Information provided:
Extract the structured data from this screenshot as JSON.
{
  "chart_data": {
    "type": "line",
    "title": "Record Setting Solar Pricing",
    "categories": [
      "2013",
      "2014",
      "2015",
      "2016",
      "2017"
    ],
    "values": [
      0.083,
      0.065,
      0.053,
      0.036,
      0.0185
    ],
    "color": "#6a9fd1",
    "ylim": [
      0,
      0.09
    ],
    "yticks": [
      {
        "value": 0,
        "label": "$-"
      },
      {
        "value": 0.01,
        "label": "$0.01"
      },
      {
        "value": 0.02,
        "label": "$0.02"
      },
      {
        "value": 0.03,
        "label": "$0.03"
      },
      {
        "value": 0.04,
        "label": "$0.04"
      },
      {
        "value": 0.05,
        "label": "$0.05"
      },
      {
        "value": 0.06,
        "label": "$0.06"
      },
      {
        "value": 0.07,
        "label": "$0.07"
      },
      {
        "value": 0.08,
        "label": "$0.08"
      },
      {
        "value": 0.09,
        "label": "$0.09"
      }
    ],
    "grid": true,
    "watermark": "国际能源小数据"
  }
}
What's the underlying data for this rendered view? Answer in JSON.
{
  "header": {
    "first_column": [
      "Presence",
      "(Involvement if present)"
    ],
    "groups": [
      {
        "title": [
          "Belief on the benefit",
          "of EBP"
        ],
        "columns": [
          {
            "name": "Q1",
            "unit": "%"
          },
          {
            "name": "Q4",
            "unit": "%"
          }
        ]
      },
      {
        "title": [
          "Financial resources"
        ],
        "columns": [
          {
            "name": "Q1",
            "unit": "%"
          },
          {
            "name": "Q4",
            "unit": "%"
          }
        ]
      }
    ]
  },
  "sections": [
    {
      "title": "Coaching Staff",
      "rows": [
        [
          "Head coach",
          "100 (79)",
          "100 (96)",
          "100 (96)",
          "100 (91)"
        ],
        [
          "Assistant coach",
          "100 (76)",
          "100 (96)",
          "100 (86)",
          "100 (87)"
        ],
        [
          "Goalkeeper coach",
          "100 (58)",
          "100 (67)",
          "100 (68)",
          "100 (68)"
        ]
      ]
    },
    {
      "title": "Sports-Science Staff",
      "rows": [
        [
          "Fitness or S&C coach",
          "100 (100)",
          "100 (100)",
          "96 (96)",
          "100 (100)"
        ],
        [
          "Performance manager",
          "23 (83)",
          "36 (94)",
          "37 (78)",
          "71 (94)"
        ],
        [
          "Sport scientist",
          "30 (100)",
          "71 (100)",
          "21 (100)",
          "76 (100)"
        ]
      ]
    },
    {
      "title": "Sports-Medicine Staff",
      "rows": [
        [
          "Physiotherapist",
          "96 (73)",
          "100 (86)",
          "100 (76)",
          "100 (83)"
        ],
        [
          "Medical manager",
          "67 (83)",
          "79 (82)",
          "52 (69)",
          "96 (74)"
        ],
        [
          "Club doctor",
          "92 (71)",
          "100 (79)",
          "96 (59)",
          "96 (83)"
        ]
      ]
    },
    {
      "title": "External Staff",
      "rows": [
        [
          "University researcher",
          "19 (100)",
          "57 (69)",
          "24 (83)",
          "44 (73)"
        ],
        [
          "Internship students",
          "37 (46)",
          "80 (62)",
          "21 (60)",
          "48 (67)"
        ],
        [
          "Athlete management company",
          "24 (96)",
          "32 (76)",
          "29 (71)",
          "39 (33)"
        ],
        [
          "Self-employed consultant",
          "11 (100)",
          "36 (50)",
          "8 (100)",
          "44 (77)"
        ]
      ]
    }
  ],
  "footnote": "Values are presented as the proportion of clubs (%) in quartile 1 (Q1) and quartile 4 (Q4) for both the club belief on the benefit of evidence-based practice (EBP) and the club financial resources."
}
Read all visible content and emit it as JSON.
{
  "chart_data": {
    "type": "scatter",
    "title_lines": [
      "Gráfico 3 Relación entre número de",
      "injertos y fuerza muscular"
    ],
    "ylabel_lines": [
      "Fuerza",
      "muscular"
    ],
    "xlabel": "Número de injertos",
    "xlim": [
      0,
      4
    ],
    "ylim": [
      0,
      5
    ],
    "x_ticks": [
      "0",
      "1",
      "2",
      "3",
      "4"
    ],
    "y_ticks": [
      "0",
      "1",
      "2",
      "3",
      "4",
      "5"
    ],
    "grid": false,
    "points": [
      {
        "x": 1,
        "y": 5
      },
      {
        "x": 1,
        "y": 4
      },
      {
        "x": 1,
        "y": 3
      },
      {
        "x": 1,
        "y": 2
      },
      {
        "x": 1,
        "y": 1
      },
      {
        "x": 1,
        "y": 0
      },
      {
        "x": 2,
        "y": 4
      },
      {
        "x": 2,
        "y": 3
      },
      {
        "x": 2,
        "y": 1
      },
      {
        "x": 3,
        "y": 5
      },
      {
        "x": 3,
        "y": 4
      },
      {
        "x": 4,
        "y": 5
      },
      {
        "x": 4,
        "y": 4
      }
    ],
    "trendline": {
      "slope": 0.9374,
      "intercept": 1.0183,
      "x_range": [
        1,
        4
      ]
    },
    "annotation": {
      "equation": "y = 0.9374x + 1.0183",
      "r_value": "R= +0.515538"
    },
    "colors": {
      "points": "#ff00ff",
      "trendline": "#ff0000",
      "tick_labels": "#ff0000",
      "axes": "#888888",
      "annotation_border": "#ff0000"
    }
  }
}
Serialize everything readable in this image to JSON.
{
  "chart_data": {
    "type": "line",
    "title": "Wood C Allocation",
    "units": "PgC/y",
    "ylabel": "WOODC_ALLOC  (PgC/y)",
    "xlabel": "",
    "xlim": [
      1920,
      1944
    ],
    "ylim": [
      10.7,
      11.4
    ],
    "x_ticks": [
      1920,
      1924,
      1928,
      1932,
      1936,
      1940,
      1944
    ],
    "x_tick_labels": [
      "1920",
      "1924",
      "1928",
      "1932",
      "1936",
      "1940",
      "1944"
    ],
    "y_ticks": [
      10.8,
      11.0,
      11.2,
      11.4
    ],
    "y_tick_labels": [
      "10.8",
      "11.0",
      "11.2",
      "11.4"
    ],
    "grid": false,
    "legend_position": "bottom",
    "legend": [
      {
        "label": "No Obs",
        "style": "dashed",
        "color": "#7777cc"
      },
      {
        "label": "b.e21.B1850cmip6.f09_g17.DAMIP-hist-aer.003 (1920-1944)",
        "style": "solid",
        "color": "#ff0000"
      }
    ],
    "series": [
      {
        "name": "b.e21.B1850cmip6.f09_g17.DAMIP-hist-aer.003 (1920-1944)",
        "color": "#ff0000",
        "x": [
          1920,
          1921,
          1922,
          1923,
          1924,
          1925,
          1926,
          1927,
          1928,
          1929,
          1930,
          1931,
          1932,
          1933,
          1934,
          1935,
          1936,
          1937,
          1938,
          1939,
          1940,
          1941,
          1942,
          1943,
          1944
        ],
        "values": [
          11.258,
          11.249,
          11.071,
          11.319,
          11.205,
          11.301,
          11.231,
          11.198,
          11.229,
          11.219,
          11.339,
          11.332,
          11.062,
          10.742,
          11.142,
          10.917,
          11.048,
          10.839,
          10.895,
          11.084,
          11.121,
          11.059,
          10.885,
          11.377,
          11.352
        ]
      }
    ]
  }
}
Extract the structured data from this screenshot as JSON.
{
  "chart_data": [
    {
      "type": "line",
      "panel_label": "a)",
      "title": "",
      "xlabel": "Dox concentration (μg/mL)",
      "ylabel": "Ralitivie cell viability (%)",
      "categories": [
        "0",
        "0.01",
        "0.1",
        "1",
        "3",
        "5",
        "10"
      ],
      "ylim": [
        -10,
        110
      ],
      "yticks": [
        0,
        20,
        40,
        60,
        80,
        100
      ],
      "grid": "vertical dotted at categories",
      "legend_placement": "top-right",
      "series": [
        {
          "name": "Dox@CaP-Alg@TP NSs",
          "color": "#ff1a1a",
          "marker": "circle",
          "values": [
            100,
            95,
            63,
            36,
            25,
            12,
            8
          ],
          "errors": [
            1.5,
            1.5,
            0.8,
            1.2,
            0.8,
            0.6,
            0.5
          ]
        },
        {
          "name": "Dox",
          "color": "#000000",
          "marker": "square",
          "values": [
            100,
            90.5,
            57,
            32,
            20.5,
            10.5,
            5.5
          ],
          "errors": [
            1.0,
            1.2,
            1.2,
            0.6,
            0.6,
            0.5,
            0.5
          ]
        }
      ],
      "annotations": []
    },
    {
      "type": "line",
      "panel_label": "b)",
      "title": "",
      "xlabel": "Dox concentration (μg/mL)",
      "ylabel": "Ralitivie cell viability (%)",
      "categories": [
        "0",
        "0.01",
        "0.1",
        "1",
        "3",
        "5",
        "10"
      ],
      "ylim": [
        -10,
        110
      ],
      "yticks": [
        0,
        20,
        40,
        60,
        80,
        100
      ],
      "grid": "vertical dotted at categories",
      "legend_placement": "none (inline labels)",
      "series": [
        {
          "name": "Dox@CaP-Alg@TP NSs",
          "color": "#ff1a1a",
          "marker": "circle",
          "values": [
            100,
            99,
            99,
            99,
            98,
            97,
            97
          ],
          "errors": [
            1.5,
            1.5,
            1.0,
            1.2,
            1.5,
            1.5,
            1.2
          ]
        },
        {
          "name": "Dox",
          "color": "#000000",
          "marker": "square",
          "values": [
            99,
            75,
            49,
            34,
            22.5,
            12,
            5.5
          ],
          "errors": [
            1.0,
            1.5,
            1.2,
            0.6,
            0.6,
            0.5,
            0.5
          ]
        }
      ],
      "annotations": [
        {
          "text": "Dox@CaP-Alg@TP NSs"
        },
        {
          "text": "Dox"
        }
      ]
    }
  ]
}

Goal of the exercise: Gather all lines with the string "JSON" from the data.

Solution to the exercise:
Extract the structured data from this screenshot as JSON.
What's the underlying data for this rendered view? Answer in JSON.
Read all visible content and emit it as JSON.
Serialize everything readable in this image to JSON.
Extract the structured data from this screenshot as JSON.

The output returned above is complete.